Data entries

>>>

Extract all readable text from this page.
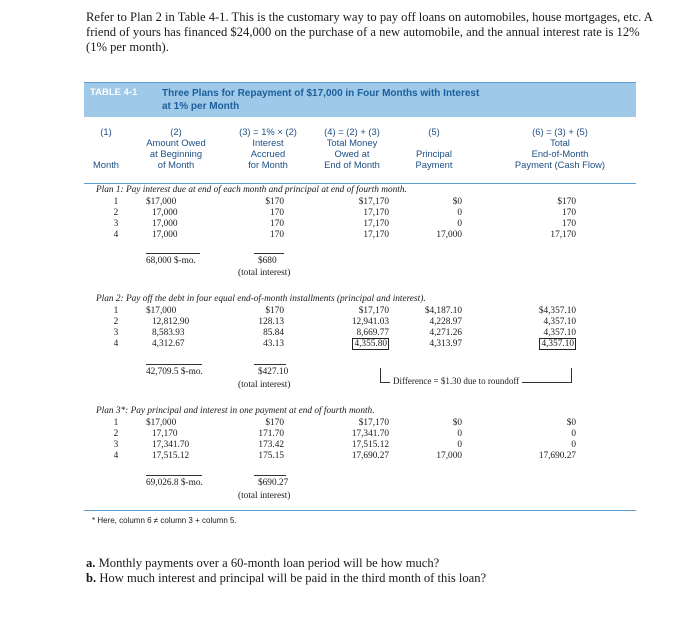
Refer to Plan 2 in Table 4-1. This is the customary way to pay off loans on automobiles, house mortgages, etc. A friend of yours has financed $24,000 on the purchase of a new automobile, and the annual interest rate is 12% (1% per month).
TABLE 4-1 Three Plans for Repayment of $17,000 in Four Months with Interest
at 1% per Month
(1)

Month
(2)
Amount Owed
at Beginning
of Month
(3) = 1% × (2)
Interest
Accrued
for Month
(4) = (2) + (3)
Total Money
Owed at
End of Month
(5)

Principal
Payment
(6) = (3) + (5)
Total
End-of-Month
Payment (Cash Flow)
Plan 1: Pay interest due at end of each month and principal at end of fourth month.
1	$17,000	$170	$17,170	$0	$170
2	17,000	170	17,170	0	170
3	17,000	170	17,170	0	170
4	17,000	170	17,170	17,000	17,170
68,000 $-mo.	$680
(total interest)
Plan 2: Pay off the debt in four equal end-of-month installments (principal and interest).
1	$17,000	$170	$17,170	$4,187.10	$4,357.10
2	12,812.90	128.13	12,941.03	4,228.97	4,357.10
3	8,583.93	85.84	8,669.77	4,271.26	4,357.10
4	4,312.67	43.13	4,355.80	4,313.97	4,357.10
42,709.5 $-mo.	$427.10
(total interest)	Difference = $1.30 due to roundoff
Plan 3*: Pay principal and interest in one payment at end of fourth month.
1	$17,000	$170	$17,170	$0	$0
2	17,170	171.70	17,341.70	0	0
3	17,341.70	173.42	17,515.12	0	0
4	17,515.12	175.15	17,690.27	17,000	17,690.27
69,026.8 $-mo.	$690.27
(total interest)
* Here, column 6 ≠ column 3 + column 5.
a. Monthly payments over a 60-month loan period will be how much?
b. How much interest and principal will be paid in the third month of this loan?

<<<

** WHAT TO DO **
Repeat every record precisely. Any picture among them stays out of the copy.

** SOLUTION TO THIS TASK **
Extract all readable text from this page.
Refer to Plan 2 in Table 4-1. This is the customary way to pay off loans on automobiles, house mortgages, etc. A friend of yours has financed $24,000 on the purchase of a new automobile, and the annual interest rate is 12% (1% per month).
TABLE 4-1 Three Plans for Repayment of $17,000 in Four Months with Interest
at 1% per Month
(1)

Month
(2)
Amount Owed
at Beginning
of Month
(3) = 1% × (2)
Interest
Accrued
for Month
(4) = (2) + (3)
Total Money
Owed at
End of Month
(5)

Principal
Payment
(6) = (3) + (5)
Total
End-of-Month
Payment (Cash Flow)
Plan 1: Pay interest due at end of each month and principal at end of fourth month.
1	$17,000	$170	$17,170	$0	$170
2	17,000	170	17,170	0	170
3	17,000	170	17,170	0	170
4	17,000	170	17,170	17,000	17,170
68,000 $-mo.	$680
(total interest)
Plan 2: Pay off the debt in four equal end-of-month installments (principal and interest).
1	$17,000	$170	$17,170	$4,187.10	$4,357.10
2	12,812.90	128.13	12,941.03	4,228.97	4,357.10
3	8,583.93	85.84	8,669.77	4,271.26	4,357.10
4	4,312.67	43.13	4,355.80	4,313.97	4,357.10
42,709.5 $-mo.	$427.10
(total interest)	Difference = $1.30 due to roundoff
Plan 3*: Pay principal and interest in one payment at end of fourth month.
1	$17,000	$170	$17,170	$0	$0
2	17,170	171.70	17,341.70	0	0
3	17,341.70	173.42	17,515.12	0	0
4	17,515.12	175.15	17,690.27	17,000	17,690.27
69,026.8 $-mo.	$690.27
(total interest)
* Here, column 6 ≠ column 3 + column 5.
a. Monthly payments over a 60-month loan period will be how much?
b. How much interest and principal will be paid in the third month of this loan?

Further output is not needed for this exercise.